Excerpt from a dataset
**********
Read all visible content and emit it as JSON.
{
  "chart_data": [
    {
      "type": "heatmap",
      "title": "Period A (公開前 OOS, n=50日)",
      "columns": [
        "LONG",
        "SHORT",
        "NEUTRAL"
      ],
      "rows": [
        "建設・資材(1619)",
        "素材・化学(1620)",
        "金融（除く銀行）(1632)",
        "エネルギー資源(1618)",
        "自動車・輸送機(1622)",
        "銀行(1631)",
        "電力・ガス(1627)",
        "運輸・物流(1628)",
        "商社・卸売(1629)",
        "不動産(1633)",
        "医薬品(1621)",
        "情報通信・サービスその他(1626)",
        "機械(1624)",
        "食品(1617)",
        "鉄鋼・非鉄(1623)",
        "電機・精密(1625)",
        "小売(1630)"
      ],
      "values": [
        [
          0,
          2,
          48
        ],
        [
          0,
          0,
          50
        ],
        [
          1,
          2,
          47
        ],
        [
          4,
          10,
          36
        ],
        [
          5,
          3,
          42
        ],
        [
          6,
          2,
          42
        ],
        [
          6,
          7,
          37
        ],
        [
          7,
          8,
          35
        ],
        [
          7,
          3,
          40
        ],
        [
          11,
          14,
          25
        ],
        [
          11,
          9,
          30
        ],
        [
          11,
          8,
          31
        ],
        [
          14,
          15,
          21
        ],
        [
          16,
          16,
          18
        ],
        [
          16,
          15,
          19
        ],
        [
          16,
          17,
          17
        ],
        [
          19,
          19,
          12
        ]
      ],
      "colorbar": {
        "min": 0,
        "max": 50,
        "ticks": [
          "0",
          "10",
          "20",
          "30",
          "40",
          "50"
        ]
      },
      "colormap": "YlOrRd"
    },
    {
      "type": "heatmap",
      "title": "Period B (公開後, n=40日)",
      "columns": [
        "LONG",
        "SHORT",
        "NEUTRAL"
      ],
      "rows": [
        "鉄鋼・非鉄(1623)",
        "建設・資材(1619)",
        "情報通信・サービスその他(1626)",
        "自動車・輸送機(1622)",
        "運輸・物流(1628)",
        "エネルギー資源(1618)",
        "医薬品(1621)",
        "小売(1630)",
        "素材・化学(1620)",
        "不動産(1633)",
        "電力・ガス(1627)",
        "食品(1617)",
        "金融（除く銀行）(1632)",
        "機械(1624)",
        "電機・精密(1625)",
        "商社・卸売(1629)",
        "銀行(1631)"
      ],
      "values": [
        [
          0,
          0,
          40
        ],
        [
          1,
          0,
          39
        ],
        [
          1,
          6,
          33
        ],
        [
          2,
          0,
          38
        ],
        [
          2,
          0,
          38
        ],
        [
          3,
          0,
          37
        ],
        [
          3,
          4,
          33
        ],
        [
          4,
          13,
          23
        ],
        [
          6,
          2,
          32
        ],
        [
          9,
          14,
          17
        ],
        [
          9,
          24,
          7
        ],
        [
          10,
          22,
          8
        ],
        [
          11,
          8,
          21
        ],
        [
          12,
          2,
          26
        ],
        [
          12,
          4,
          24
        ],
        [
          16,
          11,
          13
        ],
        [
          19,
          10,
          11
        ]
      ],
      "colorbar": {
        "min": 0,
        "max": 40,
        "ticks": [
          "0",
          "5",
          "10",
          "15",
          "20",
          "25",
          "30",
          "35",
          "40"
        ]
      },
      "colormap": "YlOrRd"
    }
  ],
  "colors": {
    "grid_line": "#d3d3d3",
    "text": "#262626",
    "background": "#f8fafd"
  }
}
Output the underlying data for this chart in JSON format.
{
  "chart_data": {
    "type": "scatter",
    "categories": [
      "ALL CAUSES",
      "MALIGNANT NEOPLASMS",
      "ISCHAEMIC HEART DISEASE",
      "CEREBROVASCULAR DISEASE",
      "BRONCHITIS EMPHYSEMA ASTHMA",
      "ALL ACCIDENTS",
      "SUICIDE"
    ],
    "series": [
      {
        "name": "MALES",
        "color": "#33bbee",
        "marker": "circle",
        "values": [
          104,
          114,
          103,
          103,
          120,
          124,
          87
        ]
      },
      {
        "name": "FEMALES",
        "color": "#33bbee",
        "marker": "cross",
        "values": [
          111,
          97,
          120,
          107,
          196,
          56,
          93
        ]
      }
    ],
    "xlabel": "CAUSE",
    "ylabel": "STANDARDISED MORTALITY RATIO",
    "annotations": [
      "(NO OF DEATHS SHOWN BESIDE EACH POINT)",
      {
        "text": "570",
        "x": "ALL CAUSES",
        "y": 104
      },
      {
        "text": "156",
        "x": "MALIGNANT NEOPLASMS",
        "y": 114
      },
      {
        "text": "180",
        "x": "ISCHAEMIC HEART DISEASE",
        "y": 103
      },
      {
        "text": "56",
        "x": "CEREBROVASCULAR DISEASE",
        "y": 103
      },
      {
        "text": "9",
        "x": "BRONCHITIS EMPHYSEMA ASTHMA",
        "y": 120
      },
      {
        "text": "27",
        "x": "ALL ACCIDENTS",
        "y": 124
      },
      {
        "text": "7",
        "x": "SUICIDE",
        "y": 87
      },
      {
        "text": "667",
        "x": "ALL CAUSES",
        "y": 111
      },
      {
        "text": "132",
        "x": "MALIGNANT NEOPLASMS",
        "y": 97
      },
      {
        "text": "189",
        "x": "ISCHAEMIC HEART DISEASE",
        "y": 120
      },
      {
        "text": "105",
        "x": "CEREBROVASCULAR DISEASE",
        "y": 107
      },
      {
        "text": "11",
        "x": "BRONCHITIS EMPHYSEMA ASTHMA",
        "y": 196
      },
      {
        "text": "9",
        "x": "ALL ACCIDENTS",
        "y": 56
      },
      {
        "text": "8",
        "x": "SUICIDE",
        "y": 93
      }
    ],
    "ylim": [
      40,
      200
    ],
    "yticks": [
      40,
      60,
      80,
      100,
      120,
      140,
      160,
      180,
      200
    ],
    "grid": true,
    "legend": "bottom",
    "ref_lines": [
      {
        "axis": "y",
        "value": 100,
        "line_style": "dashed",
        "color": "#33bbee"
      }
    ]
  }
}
**********
- GOAL -
All of the data needs to be reproduced exactly, with no line missing.

- ANSWER TO THIS PROBLEM -
Read all visible content and emit it as JSON.
{
  "chart_data": [
    {
      "type": "heatmap",
      "title": "Period A (公開前 OOS, n=50日)",
      "columns": [
        "LONG",
        "SHORT",
        "NEUTRAL"
      ],
      "rows": [
        "建設・資材(1619)",
        "素材・化学(1620)",
        "金融（除く銀行）(1632)",
        "エネルギー資源(1618)",
        "自動車・輸送機(1622)",
        "銀行(1631)",
        "電力・ガス(1627)",
        "運輸・物流(1628)",
        "商社・卸売(1629)",
        "不動産(1633)",
        "医薬品(1621)",
        "情報通信・サービスその他(1626)",
        "機械(1624)",
        "食品(1617)",
        "鉄鋼・非鉄(1623)",
        "電機・精密(1625)",
        "小売(1630)"
      ],
      "values": [
        [
          0,
          2,
          48
        ],
        [
          0,
          0,
          50
        ],
        [
          1,
          2,
          47
        ],
        [
          4,
          10,
          36
        ],
        [
          5,
          3,
          42
        ],
        [
          6,
          2,
          42
        ],
        [
          6,
          7,
          37
        ],
        [
          7,
          8,
          35
        ],
        [
          7,
          3,
          40
        ],
        [
          11,
          14,
          25
        ],
        [
          11,
          9,
          30
        ],
        [
          11,
          8,
          31
        ],
        [
          14,
          15,
          21
        ],
        [
          16,
          16,
          18
        ],
        [
          16,
          15,
          19
        ],
        [
          16,
          17,
          17
        ],
        [
          19,
          19,
          12
        ]
      ],
      "colorbar": {
        "min": 0,
        "max": 50,
        "ticks": [
          "0",
          "10",
          "20",
          "30",
          "40",
          "50"
        ]
      },
      "colormap": "YlOrRd"
    },
    {
      "type": "heatmap",
      "title": "Period B (公開後, n=40日)",
      "columns": [
        "LONG",
        "SHORT",
        "NEUTRAL"
      ],
      "rows": [
        "鉄鋼・非鉄(1623)",
        "建設・資材(1619)",
        "情報通信・サービスその他(1626)",
        "自動車・輸送機(1622)",
        "運輸・物流(1628)",
        "エネルギー資源(1618)",
        "医薬品(1621)",
        "小売(1630)",
        "素材・化学(1620)",
        "不動産(1633)",
        "電力・ガス(1627)",
        "食品(1617)",
        "金融（除く銀行）(1632)",
        "機械(1624)",
        "電機・精密(1625)",
        "商社・卸売(1629)",
        "銀行(1631)"
      ],
      "values": [
        [
          0,
          0,
          40
        ],
        [
          1,
          0,
          39
        ],
        [
          1,
          6,
          33
        ],
        [
          2,
          0,
          38
        ],
        [
          2,
          0,
          38
        ],
        [
          3,
          0,
          37
        ],
        [
          3,
          4,
          33
        ],
        [
          4,
          13,
          23
        ],
        [
          6,
          2,
          32
        ],
        [
          9,
          14,
          17
        ],
        [
          9,
          24,
          7
        ],
        [
          10,
          22,
          8
        ],
        [
          11,
          8,
          21
        ],
        [
          12,
          2,
          26
        ],
        [
          12,
          4,
          24
        ],
        [
          16,
          11,
          13
        ],
        [
          19,
          10,
          11
        ]
      ],
      "colorbar": {
        "min": 0,
        "max": 40,
        "ticks": [
          "0",
          "5",
          "10",
          "15",
          "20",
          "25",
          "30",
          "35",
          "40"
        ]
      },
      "colormap": "YlOrRd"
    }
  ],
  "colors": {
    "grid_line": "#d3d3d3",
    "text": "#262626",
    "background": "#f8fafd"
  }
}
Output the underlying data for this chart in JSON format.
{
  "chart_data": {
    "type": "scatter",
    "categories": [
      "ALL CAUSES",
      "MALIGNANT NEOPLASMS",
      "ISCHAEMIC HEART DISEASE",
      "CEREBROVASCULAR DISEASE",
      "BRONCHITIS EMPHYSEMA ASTHMA",
      "ALL ACCIDENTS",
      "SUICIDE"
    ],
    "series": [
      {
        "name": "MALES",
        "color": "#33bbee",
        "marker": "circle",
        "values": [
          104,
          114,
          103,
          103,
          120,
          124,
          87
        ]
      },
      {
        "name": "FEMALES",
        "color": "#33bbee",
        "marker": "cross",
        "values": [
          111,
          97,
          120,
          107,
          196,
          56,
          93
        ]
      }
    ],
    "xlabel": "CAUSE",
    "ylabel": "STANDARDISED MORTALITY RATIO",
    "annotations": [
      "(NO OF DEATHS SHOWN BESIDE EACH POINT)",
      {
        "text": "570",
        "x": "ALL CAUSES",
        "y": 104
      },
      {
        "text": "156",
        "x": "MALIGNANT NEOPLASMS",
        "y": 114
      },
      {
        "text": "180",
        "x": "ISCHAEMIC HEART DISEASE",
        "y": 103
      },
      {
        "text": "56",
        "x": "CEREBROVASCULAR DISEASE",
        "y": 103
      },
      {
        "text": "9",
        "x": "BRONCHITIS EMPHYSEMA ASTHMA",
        "y": 120
      },
      {
        "text": "27",
        "x": "ALL ACCIDENTS",
        "y": 124
      },
      {
        "text": "7",
        "x": "SUICIDE",
        "y": 87
      },
      {
        "text": "667",
        "x": "ALL CAUSES",
        "y": 111
      },
      {
        "text": "132",
        "x": "MALIGNANT NEOPLASMS",
        "y": 97
      },
      {
        "text": "189",
        "x": "ISCHAEMIC HEART DISEASE",
        "y": 120
      },
      {
        "text": "105",
        "x": "CEREBROVASCULAR DISEASE",
        "y": 107
      },
      {
        "text": "11",
        "x": "BRONCHITIS EMPHYSEMA ASTHMA",
        "y": 196
      },
      {
        "text": "9",
        "x": "ALL ACCIDENTS",
        "y": 56
      },
      {
        "text": "8",
        "x": "SUICIDE",
        "y": 93
      }
    ],
    "ylim": [
      40,
      200
    ],
    "yticks": [
      40,
      60,
      80,
      100,
      120,
      140,
      160,
      180,
      200
    ],
    "grid": true,
    "legend": "bottom",
    "ref_lines": [
      {
        "axis": "y",
        "value": 100,
        "line_style": "dashed",
        "color": "#33bbee"
      }
    ]
  }
}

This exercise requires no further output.